WHAT YOU WILL DO.
In the records that follow, show each line where the word "Rivington" is present.

MATERIAL FOR THE TASK.

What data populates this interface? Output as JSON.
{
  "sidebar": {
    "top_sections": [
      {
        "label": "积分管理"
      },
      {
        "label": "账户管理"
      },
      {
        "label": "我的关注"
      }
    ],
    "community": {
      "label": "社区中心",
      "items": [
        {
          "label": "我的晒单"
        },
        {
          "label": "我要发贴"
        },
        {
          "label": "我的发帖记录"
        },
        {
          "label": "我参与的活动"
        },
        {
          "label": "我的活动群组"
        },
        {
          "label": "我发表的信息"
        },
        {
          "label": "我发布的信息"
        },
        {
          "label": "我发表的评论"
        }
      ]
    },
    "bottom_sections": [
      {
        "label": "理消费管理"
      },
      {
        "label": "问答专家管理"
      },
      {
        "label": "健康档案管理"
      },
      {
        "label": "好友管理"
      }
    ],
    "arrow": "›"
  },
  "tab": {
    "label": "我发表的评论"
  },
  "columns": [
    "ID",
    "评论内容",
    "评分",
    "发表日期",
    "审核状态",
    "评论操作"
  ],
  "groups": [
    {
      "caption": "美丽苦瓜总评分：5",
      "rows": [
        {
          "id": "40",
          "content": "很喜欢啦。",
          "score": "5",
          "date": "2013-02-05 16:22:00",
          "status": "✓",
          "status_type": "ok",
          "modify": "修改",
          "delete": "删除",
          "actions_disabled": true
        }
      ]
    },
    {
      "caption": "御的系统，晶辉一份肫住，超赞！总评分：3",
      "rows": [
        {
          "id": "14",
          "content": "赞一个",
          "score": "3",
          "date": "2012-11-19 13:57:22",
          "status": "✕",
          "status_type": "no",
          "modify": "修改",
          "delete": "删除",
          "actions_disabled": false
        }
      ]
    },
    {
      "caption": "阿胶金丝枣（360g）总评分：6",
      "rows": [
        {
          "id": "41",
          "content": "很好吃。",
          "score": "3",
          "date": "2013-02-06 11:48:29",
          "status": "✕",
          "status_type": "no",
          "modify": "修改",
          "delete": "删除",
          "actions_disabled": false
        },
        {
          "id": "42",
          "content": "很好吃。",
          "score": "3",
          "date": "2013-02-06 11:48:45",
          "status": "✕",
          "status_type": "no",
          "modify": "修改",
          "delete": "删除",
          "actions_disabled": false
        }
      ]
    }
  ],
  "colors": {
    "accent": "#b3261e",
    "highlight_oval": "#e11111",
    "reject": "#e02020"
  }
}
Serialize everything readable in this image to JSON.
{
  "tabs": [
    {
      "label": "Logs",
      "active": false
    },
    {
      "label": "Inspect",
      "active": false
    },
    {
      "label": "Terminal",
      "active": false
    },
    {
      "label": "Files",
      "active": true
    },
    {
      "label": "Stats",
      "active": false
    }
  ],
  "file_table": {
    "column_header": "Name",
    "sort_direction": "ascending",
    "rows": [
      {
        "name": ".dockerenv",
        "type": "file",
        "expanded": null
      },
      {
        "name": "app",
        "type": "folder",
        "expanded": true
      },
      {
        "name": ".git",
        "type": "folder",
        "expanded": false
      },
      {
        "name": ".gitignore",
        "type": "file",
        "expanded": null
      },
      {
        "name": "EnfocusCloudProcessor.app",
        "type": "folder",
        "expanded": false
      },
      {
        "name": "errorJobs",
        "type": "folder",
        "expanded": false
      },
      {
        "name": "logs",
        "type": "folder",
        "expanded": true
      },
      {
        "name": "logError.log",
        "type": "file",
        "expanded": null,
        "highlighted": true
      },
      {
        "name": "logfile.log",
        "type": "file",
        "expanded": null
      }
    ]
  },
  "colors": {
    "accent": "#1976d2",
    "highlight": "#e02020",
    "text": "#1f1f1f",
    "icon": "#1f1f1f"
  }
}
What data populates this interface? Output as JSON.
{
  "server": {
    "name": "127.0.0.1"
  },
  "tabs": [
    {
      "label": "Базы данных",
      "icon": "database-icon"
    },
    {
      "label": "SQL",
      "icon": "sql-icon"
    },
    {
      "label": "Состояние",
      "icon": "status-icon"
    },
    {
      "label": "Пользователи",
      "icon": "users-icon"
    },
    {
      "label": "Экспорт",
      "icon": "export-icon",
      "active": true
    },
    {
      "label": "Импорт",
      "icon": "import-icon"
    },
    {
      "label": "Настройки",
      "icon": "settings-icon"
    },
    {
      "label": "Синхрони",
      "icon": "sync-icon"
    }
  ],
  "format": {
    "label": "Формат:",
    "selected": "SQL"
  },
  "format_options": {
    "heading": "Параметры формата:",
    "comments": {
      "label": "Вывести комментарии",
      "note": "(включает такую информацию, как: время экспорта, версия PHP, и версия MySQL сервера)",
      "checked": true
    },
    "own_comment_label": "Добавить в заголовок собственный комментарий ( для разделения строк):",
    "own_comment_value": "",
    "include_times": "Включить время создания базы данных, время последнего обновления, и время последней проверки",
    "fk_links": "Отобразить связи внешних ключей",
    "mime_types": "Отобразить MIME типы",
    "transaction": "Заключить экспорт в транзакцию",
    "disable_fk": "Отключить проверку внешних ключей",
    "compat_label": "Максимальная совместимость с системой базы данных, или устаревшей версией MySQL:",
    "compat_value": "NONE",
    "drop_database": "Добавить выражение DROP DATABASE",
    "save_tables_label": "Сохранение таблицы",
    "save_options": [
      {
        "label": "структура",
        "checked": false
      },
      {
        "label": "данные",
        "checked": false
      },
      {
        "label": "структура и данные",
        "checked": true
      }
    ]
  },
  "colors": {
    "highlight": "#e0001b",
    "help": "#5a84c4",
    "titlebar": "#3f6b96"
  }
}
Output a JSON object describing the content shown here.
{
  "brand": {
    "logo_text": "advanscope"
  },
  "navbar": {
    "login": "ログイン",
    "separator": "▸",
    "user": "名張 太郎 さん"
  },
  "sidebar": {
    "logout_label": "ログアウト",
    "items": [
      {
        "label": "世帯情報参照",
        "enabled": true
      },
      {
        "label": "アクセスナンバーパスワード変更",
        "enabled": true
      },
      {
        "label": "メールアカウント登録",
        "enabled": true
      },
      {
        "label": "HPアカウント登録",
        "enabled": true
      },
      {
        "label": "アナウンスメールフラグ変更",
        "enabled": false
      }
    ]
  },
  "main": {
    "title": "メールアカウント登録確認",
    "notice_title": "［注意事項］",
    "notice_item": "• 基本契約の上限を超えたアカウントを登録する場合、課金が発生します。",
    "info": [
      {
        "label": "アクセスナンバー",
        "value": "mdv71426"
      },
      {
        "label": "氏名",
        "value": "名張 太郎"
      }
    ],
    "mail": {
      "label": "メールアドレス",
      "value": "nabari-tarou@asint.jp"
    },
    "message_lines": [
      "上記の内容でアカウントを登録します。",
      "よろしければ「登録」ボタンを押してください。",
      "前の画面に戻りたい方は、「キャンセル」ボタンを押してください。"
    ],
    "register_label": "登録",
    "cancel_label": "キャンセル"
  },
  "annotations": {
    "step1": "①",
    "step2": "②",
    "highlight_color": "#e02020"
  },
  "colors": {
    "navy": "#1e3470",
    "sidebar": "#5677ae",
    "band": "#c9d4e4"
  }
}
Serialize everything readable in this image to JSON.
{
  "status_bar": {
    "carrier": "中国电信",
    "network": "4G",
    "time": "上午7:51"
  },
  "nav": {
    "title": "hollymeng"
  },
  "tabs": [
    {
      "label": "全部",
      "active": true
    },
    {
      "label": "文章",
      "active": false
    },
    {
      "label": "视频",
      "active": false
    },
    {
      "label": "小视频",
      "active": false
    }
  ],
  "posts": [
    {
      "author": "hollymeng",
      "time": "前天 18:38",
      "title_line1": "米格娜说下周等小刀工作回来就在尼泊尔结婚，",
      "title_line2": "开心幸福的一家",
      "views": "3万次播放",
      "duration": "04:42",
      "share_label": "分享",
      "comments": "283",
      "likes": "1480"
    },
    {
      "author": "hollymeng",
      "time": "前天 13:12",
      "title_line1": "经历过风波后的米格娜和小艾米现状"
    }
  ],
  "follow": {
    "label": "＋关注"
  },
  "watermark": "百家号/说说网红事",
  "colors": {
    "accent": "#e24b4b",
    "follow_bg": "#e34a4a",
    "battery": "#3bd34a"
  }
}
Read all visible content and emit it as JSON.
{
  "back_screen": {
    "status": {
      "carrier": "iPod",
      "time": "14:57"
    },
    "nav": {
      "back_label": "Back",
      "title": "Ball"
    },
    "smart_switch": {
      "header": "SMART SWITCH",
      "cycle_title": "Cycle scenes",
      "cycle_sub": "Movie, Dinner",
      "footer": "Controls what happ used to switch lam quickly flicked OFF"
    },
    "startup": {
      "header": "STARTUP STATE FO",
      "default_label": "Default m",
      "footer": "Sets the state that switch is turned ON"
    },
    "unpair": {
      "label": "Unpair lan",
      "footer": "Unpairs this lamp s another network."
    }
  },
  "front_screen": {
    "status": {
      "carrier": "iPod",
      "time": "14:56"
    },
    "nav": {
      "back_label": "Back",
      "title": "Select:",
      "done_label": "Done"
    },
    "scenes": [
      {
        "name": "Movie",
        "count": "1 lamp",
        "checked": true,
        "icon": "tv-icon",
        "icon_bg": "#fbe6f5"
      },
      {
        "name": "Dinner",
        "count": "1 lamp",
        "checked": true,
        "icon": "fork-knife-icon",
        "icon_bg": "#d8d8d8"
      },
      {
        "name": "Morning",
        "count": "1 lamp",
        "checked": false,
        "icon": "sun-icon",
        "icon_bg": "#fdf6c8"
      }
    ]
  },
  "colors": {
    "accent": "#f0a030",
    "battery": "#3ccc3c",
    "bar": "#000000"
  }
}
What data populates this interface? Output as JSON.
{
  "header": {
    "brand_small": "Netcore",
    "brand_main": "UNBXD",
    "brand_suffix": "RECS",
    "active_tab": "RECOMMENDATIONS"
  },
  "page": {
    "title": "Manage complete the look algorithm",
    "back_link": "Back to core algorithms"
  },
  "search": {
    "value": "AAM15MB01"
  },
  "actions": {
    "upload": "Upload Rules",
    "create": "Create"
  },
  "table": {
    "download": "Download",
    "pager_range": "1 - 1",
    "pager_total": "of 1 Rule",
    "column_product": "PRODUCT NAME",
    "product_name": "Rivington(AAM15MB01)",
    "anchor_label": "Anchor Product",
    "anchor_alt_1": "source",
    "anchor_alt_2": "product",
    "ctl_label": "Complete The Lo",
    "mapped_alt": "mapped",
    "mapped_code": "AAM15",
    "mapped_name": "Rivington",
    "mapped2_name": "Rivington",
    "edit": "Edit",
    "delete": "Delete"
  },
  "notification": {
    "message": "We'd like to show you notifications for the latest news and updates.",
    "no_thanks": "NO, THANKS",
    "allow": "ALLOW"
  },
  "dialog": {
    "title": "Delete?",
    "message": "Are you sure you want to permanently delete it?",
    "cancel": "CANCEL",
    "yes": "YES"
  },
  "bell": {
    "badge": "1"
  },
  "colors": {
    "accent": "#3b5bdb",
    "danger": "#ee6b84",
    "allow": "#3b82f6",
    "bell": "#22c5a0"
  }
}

TASK OUTPUT.
    "product_name": "Rivington(AAM15MB01)",
    "mapped_name": "Rivington",
    "mapped2_name": "Rivington",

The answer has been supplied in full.